**PASSAGE FOR REVIEW**

__________________________________________________

In addition, folic acid helps prevent anemia and controls harmful plasma homocysteine levels. In pregnant women, folic acid is an important nutrient in promoting the development of the baby’s spine and brain. And finally, folic acid, along with vitamins B12 and C, helps the body create and use new proteins.

 

The use of Geritol multivitamin has not been studied in pregnant women. It is not a substitute for your prenatal vitamin, so if you are pregnant or planning to become pregnant, talk to your doctor about your specific nutritional needs.

 

Are You Getting Enough Folic Acid?

Folic acid is water-soluble and therefore excess amounts of this vitamin pass through the body in urine. Because it is not stored in the body, it is important to consume folic acid daily (through folate in food or folic acid in fortified foods or supplements).

 

Too Little Folic Acid

Sub-optimal levels of folic acid are not uncommon. Alcoholism, inflammatory bowel disease, celiac disease and certain medications, such as birth control pills, can all decrease folic acid within the body. Other potential factors that can increase the risk of folic acid deficiency include smoking, stress and age.

 

Too Much Folic Acid

Excess folic acid typically isn’t harmful because it is removed regularly. However, consuming too much folic acid could mask a vitamin B12 deficiency, which affects between 1.5–15% of the U.S. population, primarily those over the age of 50. Taking folic acid with vitamin B12, as in a multivitamin, reduces the likelihood of masking a B12 deficiency. Certain medications do interact with folic acid, and it is therefore very important to speak with a physician prior to starting a new dietary supplement, including a multivitamin.

__________________________________________________

**ENTRIES PROVIDED**
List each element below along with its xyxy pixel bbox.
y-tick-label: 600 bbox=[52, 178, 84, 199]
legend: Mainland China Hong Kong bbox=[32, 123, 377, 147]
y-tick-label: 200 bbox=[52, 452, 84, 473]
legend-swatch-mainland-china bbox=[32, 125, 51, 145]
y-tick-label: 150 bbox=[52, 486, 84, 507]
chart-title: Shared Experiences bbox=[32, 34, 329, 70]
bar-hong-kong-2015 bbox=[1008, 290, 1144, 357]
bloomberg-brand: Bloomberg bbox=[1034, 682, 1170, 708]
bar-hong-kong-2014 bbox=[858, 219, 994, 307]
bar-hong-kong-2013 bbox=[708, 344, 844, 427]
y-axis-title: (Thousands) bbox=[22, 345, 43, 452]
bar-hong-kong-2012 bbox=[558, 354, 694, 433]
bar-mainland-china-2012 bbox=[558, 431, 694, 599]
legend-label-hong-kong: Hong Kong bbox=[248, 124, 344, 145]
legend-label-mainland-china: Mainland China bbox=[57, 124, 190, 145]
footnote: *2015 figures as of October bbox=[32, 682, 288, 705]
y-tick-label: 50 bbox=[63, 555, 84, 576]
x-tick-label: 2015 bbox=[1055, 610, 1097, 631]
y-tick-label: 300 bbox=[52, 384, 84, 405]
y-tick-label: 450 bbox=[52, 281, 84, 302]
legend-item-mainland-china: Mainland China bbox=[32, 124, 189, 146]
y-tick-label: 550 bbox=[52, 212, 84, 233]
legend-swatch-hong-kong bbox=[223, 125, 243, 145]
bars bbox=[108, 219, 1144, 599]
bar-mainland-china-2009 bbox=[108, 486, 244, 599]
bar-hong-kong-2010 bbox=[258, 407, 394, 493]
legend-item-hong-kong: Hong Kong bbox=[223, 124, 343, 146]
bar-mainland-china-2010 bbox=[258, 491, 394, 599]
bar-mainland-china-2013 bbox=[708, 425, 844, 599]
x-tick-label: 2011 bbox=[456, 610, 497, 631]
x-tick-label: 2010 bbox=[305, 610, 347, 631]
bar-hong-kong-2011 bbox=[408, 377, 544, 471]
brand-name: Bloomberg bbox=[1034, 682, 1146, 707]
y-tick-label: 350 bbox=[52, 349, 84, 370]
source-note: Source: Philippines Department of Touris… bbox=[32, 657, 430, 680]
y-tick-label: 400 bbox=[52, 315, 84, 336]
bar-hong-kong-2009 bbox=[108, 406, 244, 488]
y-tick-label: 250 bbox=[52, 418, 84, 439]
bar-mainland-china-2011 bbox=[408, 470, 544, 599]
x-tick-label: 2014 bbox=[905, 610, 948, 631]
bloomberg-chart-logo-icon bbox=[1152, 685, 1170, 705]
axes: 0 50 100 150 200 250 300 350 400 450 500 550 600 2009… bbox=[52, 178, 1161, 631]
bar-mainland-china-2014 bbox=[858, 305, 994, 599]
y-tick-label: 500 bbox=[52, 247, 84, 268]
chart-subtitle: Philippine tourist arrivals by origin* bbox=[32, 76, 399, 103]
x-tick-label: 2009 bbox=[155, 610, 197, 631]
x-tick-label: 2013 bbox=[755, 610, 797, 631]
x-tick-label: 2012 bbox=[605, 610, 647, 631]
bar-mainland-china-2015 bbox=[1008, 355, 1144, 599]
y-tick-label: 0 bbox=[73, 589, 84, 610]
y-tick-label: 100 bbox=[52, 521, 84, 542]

__________________________________________________

**TASK SET**
A) In the passage on folic acid, change the stretch from "The use of Geritol" through "Enough Folic Acid?" by putting "physician" in place of "doctor".
B) Condense the paragraph in the passage on folic acid that begins "Sub-optimal levels of folic acid" into a bulleted list that keeps its main facts.
The data have nothing to do with the passage on folic acid.

**TASK ANSWERS**
A)
The use of Geritol multivitamin has not been studied in pregnant women. It is not a substitute for your prenatal vitamin, so if you are pregnant or planning to become pregnant, talk to your physician about your specific nutritional needs.

 

Are You Getting Enough Folic Acid?

B)
- Low folic acid levels are not uncommon.
- Alcoholism, inflammatory bowel disease, celiac disease and certain medications, such as birth control pills, can lower folic acid in the body.
- Smoking, stress and age can also raise the risk of deficiency.